(Extracts from a graphics dataset)
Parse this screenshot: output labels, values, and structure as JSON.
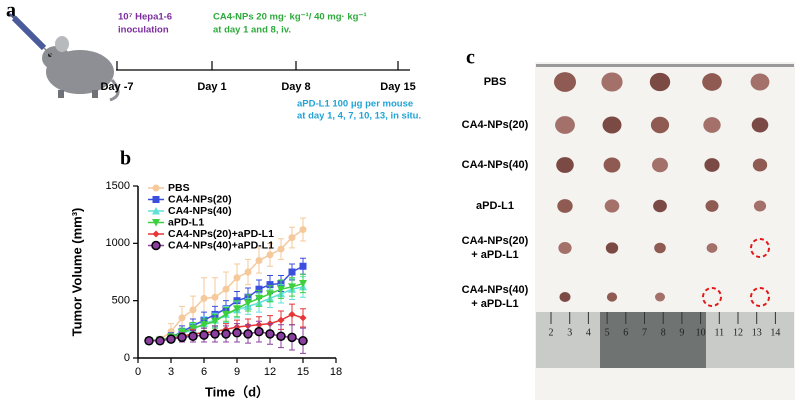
{
  "panel_a": {
    "label": "a",
    "inoculation": [
      "10⁷ Hepa1-6",
      "inoculation"
    ],
    "treatment": [
      "CA4-NPs 20 mg· kg⁻¹/ 40 mg· kg⁻¹",
      "at day 1 and 8, iv."
    ],
    "days": [
      "Day -7",
      "Day 1",
      "Day 8",
      "Day 15"
    ],
    "antibody": [
      "aPD-L1 100 μg per mouse",
      "at day 1, 4, 7, 10, 13, in situ."
    ]
  },
  "panel_b_label": "b",
  "chart_data": {
    "type": "line",
    "xlabel": "Time（d）",
    "ylabel": "Tumor Volume (mm³)",
    "x": [
      1,
      2,
      3,
      4,
      5,
      6,
      7,
      8,
      9,
      10,
      11,
      12,
      13,
      14,
      15
    ],
    "xlim": [
      0,
      18
    ],
    "xticks": [
      0,
      3,
      6,
      9,
      12,
      15,
      18
    ],
    "ylim": [
      0,
      1500
    ],
    "yticks": [
      0,
      500,
      1000,
      1500
    ],
    "series": [
      {
        "name": "PBS",
        "color": "#f5c99b",
        "marker": "circle",
        "values": [
          150,
          160,
          230,
          350,
          420,
          520,
          530,
          600,
          700,
          750,
          850,
          900,
          950,
          1050,
          1120
        ],
        "errors": [
          15,
          30,
          70,
          100,
          120,
          180,
          170,
          150,
          120,
          110,
          110,
          100,
          90,
          90,
          100
        ]
      },
      {
        "name": "CA4-NPs(20)",
        "color": "#3a4fe0",
        "marker": "square",
        "values": [
          150,
          155,
          180,
          230,
          280,
          330,
          380,
          430,
          500,
          530,
          600,
          640,
          650,
          750,
          800
        ],
        "errors": [
          10,
          20,
          40,
          50,
          60,
          70,
          70,
          70,
          80,
          80,
          80,
          80,
          70,
          70,
          70
        ]
      },
      {
        "name": "CA4-NPs(40)",
        "color": "#5fe0d8",
        "marker": "triangle-up",
        "values": [
          150,
          150,
          170,
          210,
          250,
          300,
          330,
          380,
          420,
          450,
          480,
          520,
          560,
          600,
          620
        ],
        "errors": [
          10,
          15,
          30,
          40,
          50,
          60,
          60,
          70,
          70,
          70,
          80,
          80,
          80,
          90,
          90
        ]
      },
      {
        "name": "aPD-L1",
        "color": "#3ecf3e",
        "marker": "triangle-down",
        "values": [
          150,
          155,
          180,
          220,
          260,
          290,
          320,
          380,
          430,
          480,
          520,
          560,
          600,
          620,
          650
        ],
        "errors": [
          10,
          15,
          30,
          40,
          50,
          50,
          60,
          60,
          70,
          70,
          70,
          70,
          80,
          80,
          80
        ]
      },
      {
        "name": "CA4-NPs(20)+aPD-L1",
        "color": "#e83535",
        "marker": "diamond",
        "values": [
          150,
          150,
          170,
          190,
          210,
          220,
          230,
          250,
          270,
          280,
          290,
          300,
          330,
          380,
          350
        ],
        "errors": [
          10,
          15,
          20,
          30,
          40,
          40,
          50,
          50,
          60,
          60,
          70,
          70,
          80,
          90,
          80
        ]
      },
      {
        "name": "CA4-NPs(40)+aPD-L1",
        "color": "#8a3fa0",
        "marker": "circle-outline",
        "values": [
          150,
          150,
          165,
          180,
          190,
          200,
          210,
          210,
          220,
          210,
          230,
          210,
          190,
          180,
          150
        ],
        "errors": [
          10,
          15,
          30,
          40,
          50,
          60,
          70,
          70,
          80,
          80,
          90,
          90,
          100,
          110,
          110
        ]
      }
    ]
  },
  "panel_c": {
    "label": "c",
    "groups": [
      [
        "PBS"
      ],
      [
        "CA4-NPs(20)"
      ],
      [
        "CA4-NPs(40)"
      ],
      [
        "aPD-L1"
      ],
      [
        "CA4-NPs(20)",
        "+ aPD-L1"
      ],
      [
        "CA4-NPs(40)",
        "+ aPD-L1"
      ]
    ],
    "ruler": [
      2,
      3,
      4,
      5,
      6,
      7,
      8,
      9,
      10,
      11,
      12,
      13,
      14
    ]
  }
}
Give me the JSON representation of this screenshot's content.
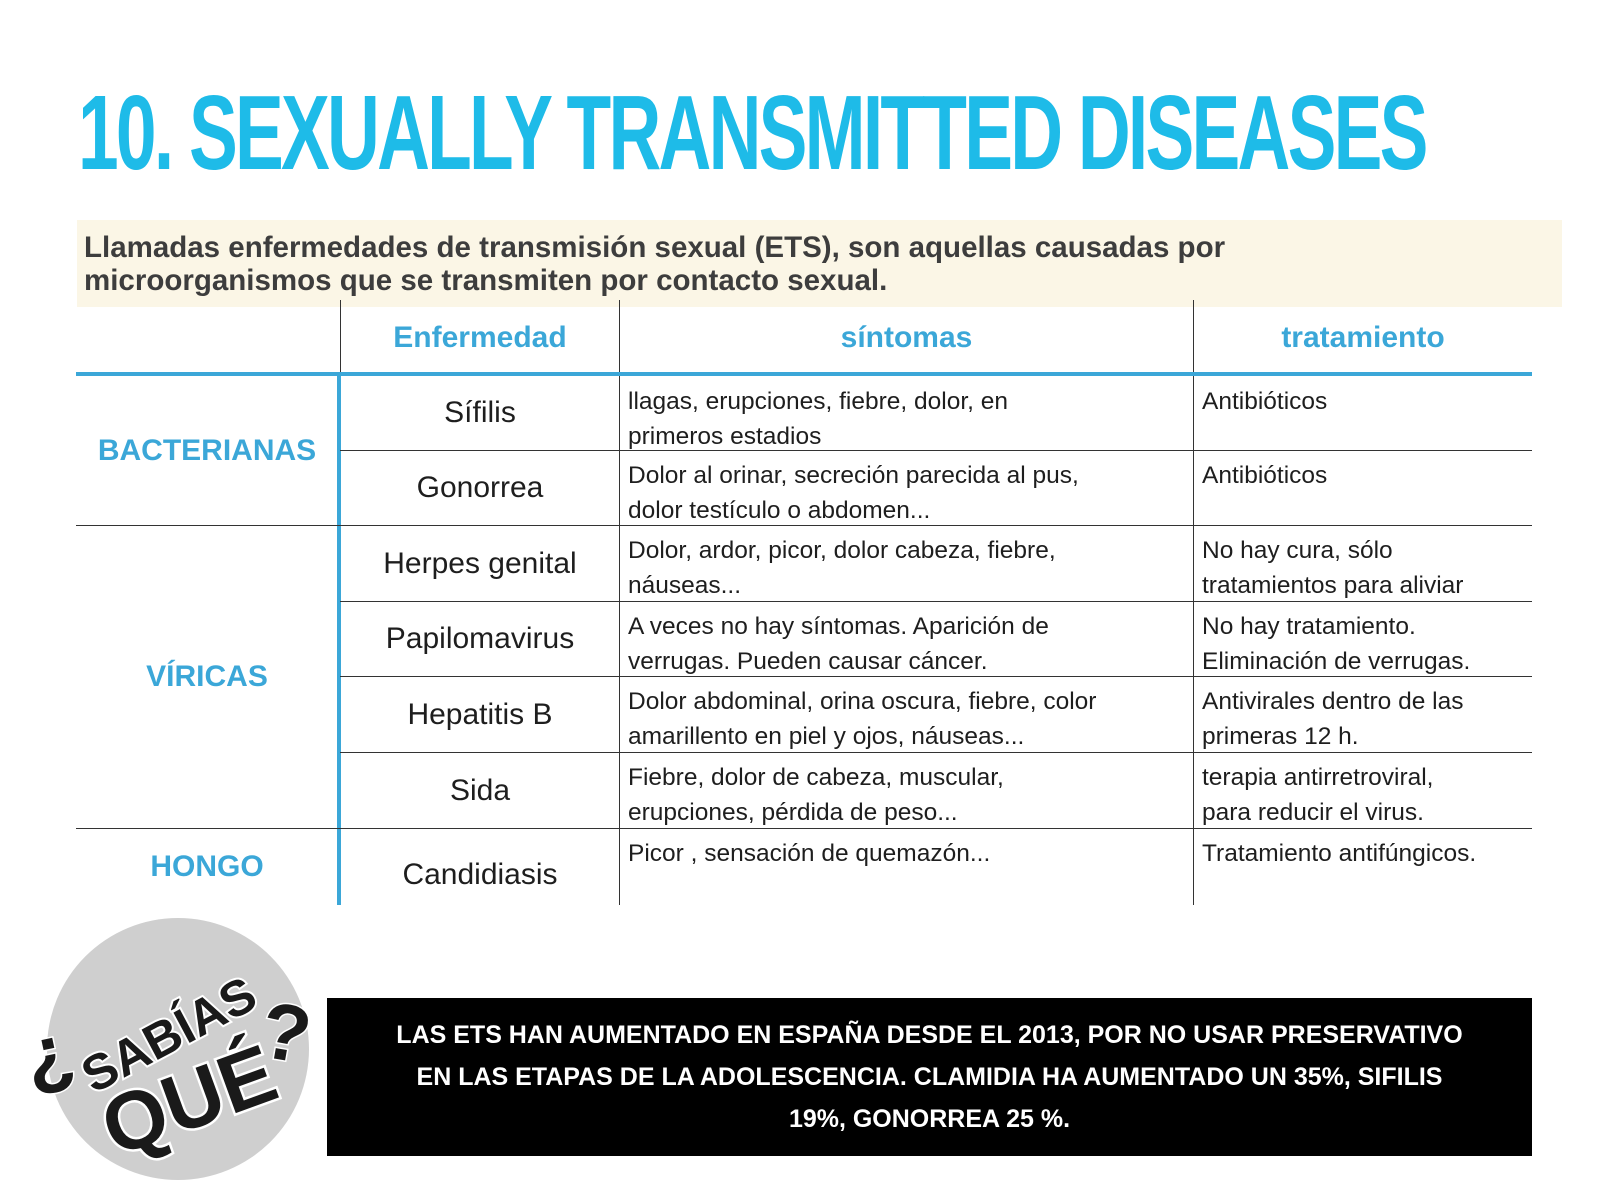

▶ [TASK STATEMENT]
Lines that contain "name" are the result; find them in the entries above and copy each one.

▶ [RESPONSE BOX]
        "name": "PBS",
        "name": "CA4-NPs(20)",
        "name": "CA4-NPs(40)",
        "name": "aPD-L1",
        "name": "CA4-NPs(20)+aPD-L1",
        "name": "CA4-NPs(40)+aPD-L1",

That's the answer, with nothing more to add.